## [TASK BRIEF]
In the records that follow, show each line where the word "summary" is present.

## [SOURCE RECORDS]
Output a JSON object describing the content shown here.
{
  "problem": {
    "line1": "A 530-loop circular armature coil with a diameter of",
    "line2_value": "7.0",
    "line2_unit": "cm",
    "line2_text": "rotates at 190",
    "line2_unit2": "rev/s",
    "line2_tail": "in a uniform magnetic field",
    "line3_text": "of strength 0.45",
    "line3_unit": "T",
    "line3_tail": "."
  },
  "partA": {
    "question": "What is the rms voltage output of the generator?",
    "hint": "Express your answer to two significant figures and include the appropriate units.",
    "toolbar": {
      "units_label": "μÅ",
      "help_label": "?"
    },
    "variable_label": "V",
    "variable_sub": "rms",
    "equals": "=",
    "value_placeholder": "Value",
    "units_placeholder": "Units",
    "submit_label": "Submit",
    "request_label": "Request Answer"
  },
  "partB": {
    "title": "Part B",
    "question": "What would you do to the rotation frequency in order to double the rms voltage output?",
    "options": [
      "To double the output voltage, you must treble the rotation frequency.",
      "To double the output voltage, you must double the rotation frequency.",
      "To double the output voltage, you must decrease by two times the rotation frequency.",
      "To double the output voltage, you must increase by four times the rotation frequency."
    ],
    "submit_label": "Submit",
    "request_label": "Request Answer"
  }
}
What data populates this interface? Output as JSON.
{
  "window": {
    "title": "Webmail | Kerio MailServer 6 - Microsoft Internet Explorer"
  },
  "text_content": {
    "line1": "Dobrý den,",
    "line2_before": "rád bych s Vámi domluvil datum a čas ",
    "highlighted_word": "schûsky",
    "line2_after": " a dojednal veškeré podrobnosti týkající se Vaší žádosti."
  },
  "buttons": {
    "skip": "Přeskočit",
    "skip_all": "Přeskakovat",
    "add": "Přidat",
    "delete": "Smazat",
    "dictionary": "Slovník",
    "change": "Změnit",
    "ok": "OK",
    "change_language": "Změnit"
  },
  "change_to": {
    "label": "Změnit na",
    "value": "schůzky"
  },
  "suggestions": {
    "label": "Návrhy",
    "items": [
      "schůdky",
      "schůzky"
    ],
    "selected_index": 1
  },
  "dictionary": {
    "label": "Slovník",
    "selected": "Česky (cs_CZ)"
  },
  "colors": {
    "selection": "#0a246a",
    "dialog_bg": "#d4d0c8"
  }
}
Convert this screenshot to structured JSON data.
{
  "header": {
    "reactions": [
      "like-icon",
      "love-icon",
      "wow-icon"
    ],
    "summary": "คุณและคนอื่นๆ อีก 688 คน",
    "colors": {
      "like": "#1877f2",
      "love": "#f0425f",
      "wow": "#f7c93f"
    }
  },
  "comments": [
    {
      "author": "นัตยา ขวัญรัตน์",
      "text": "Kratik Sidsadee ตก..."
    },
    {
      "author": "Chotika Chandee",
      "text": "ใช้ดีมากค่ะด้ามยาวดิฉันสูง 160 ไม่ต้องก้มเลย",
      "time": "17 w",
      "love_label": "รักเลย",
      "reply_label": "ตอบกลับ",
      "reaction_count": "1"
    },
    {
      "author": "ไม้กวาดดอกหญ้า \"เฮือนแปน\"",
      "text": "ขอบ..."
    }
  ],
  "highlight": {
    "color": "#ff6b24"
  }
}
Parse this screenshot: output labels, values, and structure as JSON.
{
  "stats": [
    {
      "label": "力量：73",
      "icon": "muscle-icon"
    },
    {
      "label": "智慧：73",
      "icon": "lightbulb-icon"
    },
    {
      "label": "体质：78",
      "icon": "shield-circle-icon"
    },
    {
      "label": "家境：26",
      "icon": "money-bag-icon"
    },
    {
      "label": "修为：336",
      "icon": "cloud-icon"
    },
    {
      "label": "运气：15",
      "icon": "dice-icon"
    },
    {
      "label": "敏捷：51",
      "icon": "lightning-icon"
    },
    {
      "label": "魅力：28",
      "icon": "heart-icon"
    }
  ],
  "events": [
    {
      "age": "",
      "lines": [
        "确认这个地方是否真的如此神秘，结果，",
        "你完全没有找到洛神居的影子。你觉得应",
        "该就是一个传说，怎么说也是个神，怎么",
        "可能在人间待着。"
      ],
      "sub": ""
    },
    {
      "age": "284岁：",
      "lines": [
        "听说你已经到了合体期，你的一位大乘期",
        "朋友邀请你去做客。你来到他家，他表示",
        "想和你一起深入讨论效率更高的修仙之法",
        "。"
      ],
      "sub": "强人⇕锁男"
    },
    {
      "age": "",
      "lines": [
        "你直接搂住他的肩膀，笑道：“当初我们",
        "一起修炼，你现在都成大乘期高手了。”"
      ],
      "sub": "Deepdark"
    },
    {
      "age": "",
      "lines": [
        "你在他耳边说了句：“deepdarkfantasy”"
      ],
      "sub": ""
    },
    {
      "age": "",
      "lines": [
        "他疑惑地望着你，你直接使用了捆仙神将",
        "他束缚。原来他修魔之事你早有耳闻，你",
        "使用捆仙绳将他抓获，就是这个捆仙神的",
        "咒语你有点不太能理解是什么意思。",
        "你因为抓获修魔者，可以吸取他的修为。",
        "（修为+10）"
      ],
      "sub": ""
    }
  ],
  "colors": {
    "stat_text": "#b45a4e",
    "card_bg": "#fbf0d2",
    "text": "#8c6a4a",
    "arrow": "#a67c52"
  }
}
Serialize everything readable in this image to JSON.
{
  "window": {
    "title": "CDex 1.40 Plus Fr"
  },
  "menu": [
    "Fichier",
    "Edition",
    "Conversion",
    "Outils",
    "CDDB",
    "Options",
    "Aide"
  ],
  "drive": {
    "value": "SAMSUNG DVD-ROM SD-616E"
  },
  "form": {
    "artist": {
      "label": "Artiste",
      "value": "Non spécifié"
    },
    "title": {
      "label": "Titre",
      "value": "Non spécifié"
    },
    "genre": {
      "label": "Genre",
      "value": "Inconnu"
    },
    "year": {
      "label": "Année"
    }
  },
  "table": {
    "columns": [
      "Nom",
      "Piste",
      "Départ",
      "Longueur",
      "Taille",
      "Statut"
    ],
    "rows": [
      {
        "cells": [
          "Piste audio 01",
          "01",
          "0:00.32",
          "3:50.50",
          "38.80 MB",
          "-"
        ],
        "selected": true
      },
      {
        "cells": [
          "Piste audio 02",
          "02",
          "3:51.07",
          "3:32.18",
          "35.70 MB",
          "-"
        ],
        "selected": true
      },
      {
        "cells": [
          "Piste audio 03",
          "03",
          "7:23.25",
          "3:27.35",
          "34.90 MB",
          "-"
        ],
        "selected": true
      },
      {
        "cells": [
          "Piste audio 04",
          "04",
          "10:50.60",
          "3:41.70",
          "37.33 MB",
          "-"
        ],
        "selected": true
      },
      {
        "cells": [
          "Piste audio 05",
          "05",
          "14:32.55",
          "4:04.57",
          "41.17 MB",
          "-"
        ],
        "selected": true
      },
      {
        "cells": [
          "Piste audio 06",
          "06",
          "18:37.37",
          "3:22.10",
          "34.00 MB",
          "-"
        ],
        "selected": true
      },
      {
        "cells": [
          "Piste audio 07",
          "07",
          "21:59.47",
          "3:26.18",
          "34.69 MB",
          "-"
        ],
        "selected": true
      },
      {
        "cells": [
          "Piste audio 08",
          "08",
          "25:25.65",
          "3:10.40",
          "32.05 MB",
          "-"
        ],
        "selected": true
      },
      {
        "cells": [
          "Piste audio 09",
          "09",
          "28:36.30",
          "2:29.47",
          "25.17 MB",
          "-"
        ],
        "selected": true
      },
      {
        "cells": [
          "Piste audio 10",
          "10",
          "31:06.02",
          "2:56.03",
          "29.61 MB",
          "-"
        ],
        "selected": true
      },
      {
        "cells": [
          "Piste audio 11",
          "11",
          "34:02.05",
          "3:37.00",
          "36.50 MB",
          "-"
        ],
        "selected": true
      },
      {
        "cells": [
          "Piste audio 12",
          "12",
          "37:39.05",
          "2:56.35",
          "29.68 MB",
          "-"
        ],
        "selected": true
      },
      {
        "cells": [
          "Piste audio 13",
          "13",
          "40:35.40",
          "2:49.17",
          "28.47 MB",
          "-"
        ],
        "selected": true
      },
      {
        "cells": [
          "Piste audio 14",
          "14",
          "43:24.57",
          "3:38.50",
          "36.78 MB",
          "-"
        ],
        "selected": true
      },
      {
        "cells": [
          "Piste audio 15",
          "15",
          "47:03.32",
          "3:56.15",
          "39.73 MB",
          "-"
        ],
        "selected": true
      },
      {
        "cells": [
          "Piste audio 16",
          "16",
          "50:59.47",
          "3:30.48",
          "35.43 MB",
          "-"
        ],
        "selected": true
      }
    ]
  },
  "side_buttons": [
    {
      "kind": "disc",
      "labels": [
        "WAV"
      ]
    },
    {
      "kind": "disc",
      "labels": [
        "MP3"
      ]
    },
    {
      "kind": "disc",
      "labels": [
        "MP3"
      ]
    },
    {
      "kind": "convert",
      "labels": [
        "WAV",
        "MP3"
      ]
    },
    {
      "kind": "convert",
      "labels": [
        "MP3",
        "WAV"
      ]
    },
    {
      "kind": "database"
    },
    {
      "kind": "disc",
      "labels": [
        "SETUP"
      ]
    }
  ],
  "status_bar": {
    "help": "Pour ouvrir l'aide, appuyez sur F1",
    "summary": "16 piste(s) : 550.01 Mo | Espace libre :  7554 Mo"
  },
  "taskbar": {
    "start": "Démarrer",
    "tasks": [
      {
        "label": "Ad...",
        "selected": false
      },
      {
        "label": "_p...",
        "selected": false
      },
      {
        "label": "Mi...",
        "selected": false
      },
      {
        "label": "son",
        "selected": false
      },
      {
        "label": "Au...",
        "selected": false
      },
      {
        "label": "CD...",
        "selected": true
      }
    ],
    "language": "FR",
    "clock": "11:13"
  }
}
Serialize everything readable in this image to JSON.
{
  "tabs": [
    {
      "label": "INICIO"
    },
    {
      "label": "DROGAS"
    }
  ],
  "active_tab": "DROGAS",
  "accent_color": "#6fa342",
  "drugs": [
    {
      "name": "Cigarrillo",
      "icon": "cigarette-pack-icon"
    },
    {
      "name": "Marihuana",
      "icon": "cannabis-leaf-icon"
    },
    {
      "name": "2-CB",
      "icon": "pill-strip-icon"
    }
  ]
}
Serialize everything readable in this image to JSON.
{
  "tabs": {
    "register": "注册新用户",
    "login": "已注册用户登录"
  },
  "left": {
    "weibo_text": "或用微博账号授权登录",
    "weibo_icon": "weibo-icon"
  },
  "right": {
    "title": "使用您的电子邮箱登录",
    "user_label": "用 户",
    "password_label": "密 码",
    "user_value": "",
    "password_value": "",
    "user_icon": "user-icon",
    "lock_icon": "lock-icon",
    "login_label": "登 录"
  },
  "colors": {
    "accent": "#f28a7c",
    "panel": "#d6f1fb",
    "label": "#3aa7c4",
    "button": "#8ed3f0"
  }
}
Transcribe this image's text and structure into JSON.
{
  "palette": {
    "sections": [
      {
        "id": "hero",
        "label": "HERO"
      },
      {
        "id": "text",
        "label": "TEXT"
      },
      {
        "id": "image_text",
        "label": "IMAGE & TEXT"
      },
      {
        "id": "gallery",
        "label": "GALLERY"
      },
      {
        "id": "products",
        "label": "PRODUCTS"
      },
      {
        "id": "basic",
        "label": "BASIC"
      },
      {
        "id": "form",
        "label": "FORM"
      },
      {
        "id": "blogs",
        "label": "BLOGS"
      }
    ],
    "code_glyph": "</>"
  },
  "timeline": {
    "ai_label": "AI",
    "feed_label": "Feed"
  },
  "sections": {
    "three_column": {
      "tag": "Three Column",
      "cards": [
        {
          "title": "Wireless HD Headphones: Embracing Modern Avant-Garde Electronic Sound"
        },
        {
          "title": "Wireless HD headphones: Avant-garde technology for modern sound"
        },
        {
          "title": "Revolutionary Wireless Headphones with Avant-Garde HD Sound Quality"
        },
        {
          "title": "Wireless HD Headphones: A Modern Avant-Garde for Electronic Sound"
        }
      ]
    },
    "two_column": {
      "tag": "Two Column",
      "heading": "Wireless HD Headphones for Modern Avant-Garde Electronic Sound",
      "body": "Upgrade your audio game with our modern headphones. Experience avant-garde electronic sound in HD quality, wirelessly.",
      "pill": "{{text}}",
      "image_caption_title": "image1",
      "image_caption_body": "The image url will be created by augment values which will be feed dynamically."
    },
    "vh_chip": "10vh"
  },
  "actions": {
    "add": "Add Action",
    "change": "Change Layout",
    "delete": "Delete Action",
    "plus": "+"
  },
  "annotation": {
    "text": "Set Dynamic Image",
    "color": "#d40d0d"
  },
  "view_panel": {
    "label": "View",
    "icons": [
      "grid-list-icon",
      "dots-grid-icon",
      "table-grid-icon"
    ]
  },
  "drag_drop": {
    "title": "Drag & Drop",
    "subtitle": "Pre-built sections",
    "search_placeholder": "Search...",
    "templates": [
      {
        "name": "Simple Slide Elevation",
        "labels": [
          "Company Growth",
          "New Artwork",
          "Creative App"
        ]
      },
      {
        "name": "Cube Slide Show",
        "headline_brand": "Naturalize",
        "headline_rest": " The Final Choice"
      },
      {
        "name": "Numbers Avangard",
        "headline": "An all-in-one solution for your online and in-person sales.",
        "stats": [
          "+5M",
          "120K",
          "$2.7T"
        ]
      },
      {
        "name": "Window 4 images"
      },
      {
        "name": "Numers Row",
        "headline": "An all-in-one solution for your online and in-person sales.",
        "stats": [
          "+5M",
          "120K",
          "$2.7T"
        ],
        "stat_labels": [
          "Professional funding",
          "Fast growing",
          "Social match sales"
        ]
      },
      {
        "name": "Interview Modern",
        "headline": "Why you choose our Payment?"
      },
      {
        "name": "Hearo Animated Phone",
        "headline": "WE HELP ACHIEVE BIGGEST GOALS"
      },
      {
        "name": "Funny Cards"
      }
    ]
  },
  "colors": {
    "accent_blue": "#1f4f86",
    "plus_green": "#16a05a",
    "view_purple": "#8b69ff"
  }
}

## [FINISHED ANSWER]
    "summary": "คุณและคนอื่นๆ อีก 688 คน",
    "summary": "16 piste(s) : 550.01 Mo | Espace libre :  7554 Mo"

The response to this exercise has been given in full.